**What needs to be done:** Write out the records below again word for word, leaving out the pictures.

────────

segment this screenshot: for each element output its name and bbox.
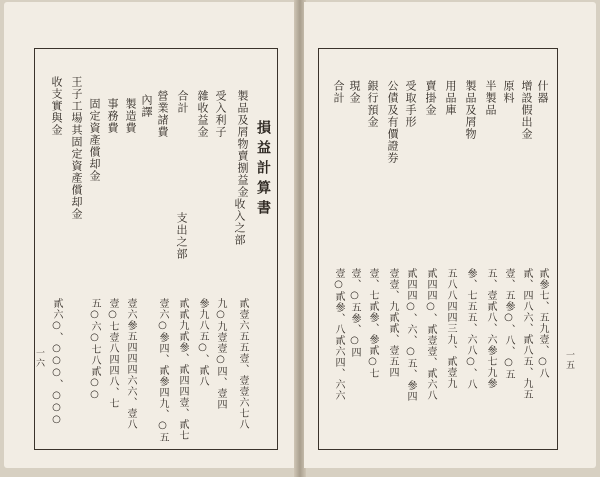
left-item-value: 壹○七壹八四四八、七 (107, 298, 118, 409)
left-item-label: 固定資產償却金 (88, 98, 101, 182)
left-item-label: 製品及屑物賣捌益金 (236, 90, 249, 198)
right-page (304, 2, 596, 468)
left-item-value: 貳壹六五五壹、壹壹六七八 (237, 298, 248, 430)
right-item-value: 壹○貳參、八貳六四、六六 (333, 268, 344, 401)
statement-title: 損益計算書 (255, 120, 271, 220)
right-item-label: 合計 (332, 80, 345, 104)
left-item-value: 貳六○、○○○、○○○ (51, 298, 62, 426)
right-item-label: 製品及屑物 (464, 80, 477, 140)
right-item-value: 貳、四八六、貳八五、九五 (521, 268, 532, 400)
left-item-value: 壹六○參四、貳參四九、○五 (157, 298, 168, 443)
right-item-value: 貳參七、五九壹、○八 (537, 268, 548, 379)
right-item-label: 銀行預金 (366, 80, 379, 128)
left-item-label: 製造費 (124, 98, 137, 134)
left-item-label: 合計 (176, 90, 189, 114)
right-item-label: 什器 (536, 80, 549, 104)
left-item-value: 參九八五○、貳八 (197, 298, 208, 387)
left-item-value: 貳貳九貳參、貳四四壹、貳七 (177, 298, 188, 441)
right-item-label: 受取手形 (404, 80, 417, 128)
left-item-label: 內譯 (140, 94, 153, 118)
left-item-label: 受入利子 (214, 90, 227, 138)
right-item-label: 半製品 (484, 80, 497, 116)
income-section-heading: 收入之部 (233, 198, 246, 246)
right-item-label: 現金 (348, 80, 361, 104)
right-item-value: 五、壹貳八、六參七九參 (485, 268, 496, 389)
right-item-label: 增設假出金 (520, 80, 533, 140)
left-item-label: 雜收益金 (196, 90, 209, 138)
right-item-label: 賣掛金 (424, 80, 437, 116)
left-item-value: 壹六參五四四四六六、壹八 (125, 298, 136, 430)
left-item-label: 營業諸費 (156, 90, 169, 138)
left-item-value: 五○六○七八貳○○ (89, 298, 100, 401)
right-item-label: 用品庫 (444, 80, 457, 116)
left-folio: 一六 (34, 348, 44, 368)
right-item-value: 參、七五五、六八○、八 (465, 268, 476, 390)
left-item-label: 事務費 (106, 98, 119, 134)
right-item-value: 壹、五參○、八、○五 (503, 268, 514, 380)
right-item-label: 原料 (502, 80, 515, 104)
right-item-value: 壹、○五參、○四 (349, 268, 360, 358)
expense-section-heading: 支出之部 (175, 212, 188, 260)
right-item-value: 貳四四○、貳壹壹、貳六八 (425, 268, 436, 401)
right-item-value: 五八八四四三九、貳壹九 (445, 268, 456, 389)
left-item-value: 九○九壹壹○四、壹四 (215, 298, 226, 410)
right-item-value: 貳四四○、六、○五、參四 (405, 268, 416, 402)
right-item-value: 壹、七貳參、參貳○七 (367, 268, 378, 379)
left-item-label: 收支實與金 (50, 76, 63, 136)
right-item-label: 公債及有價證券 (386, 80, 399, 164)
left-page (4, 2, 296, 468)
right-folio: 一五 (564, 350, 574, 370)
right-item-value: 壹壹、九貳貳、壹五四 (387, 268, 398, 378)
left-item-label: 王子工場其固定資產償却金 (70, 76, 83, 220)
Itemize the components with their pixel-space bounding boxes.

────────

**The completed task:**
segment this screenshot: for each element output its name and bbox.
left-item-value: 壹○七壹八四四八、七 (107, 298, 118, 409)
left-item-label: 固定資產償却金 (88, 98, 101, 182)
left-item-label: 製品及屑物賣捌益金 (236, 90, 249, 198)
right-page (304, 2, 596, 468)
left-item-value: 貳壹六五五壹、壹壹六七八 (237, 298, 248, 430)
right-item-value: 壹○貳參、八貳六四、六六 (333, 268, 344, 401)
statement-title: 損益計算書 (255, 120, 271, 220)
right-item-label: 合計 (332, 80, 345, 104)
left-item-value: 貳六○、○○○、○○○ (51, 298, 62, 426)
right-item-label: 製品及屑物 (464, 80, 477, 140)
right-item-value: 貳、四八六、貳八五、九五 (521, 268, 532, 400)
left-item-value: 壹六○參四、貳參四九、○五 (157, 298, 168, 443)
right-item-value: 貳參七、五九壹、○八 (537, 268, 548, 379)
right-item-label: 銀行預金 (366, 80, 379, 128)
left-item-label: 製造費 (124, 98, 137, 134)
left-item-label: 合計 (176, 90, 189, 114)
right-item-label: 什器 (536, 80, 549, 104)
left-item-value: 參九八五○、貳八 (197, 298, 208, 387)
left-item-value: 貳貳九貳參、貳四四壹、貳七 (177, 298, 188, 441)
right-item-label: 受取手形 (404, 80, 417, 128)
left-item-label: 內譯 (140, 94, 153, 118)
left-item-label: 受入利子 (214, 90, 227, 138)
right-item-label: 半製品 (484, 80, 497, 116)
income-section-heading: 收入之部 (233, 198, 246, 246)
right-item-label: 現金 (348, 80, 361, 104)
right-item-value: 五、壹貳八、六參七九參 (485, 268, 496, 389)
right-item-label: 增設假出金 (520, 80, 533, 140)
left-item-label: 雜收益金 (196, 90, 209, 138)
right-item-label: 賣掛金 (424, 80, 437, 116)
left-item-value: 壹六參五四四四六六、壹八 (125, 298, 136, 430)
left-item-label: 營業諸費 (156, 90, 169, 138)
left-item-value: 五○六○七八貳○○ (89, 298, 100, 401)
right-item-label: 用品庫 (444, 80, 457, 116)
left-folio: 一六 (34, 348, 44, 368)
right-item-value: 參、七五五、六八○、八 (465, 268, 476, 390)
left-item-label: 事務費 (106, 98, 119, 134)
right-item-value: 壹、五參○、八、○五 (503, 268, 514, 380)
right-item-label: 原料 (502, 80, 515, 104)
right-item-value: 壹、○五參、○四 (349, 268, 360, 358)
expense-section-heading: 支出之部 (175, 212, 188, 260)
right-item-value: 貳四四○、貳壹壹、貳六八 (425, 268, 436, 401)
right-item-value: 五八八四四三九、貳壹九 (445, 268, 456, 389)
left-item-value: 九○九壹壹○四、壹四 (215, 298, 226, 410)
right-item-value: 貳四四○、六、○五、參四 (405, 268, 416, 402)
right-item-value: 壹、七貳參、參貳○七 (367, 268, 378, 379)
left-item-label: 收支實與金 (50, 76, 63, 136)
right-item-label: 公債及有價證券 (386, 80, 399, 164)
left-page (4, 2, 296, 468)
right-folio: 一五 (564, 350, 574, 370)
right-item-value: 壹壹、九貳貳、壹五四 (387, 268, 398, 378)
left-item-label: 王子工場其固定資產償却金 (70, 76, 83, 220)
Itemize the components with their pixel-space bounding boxes.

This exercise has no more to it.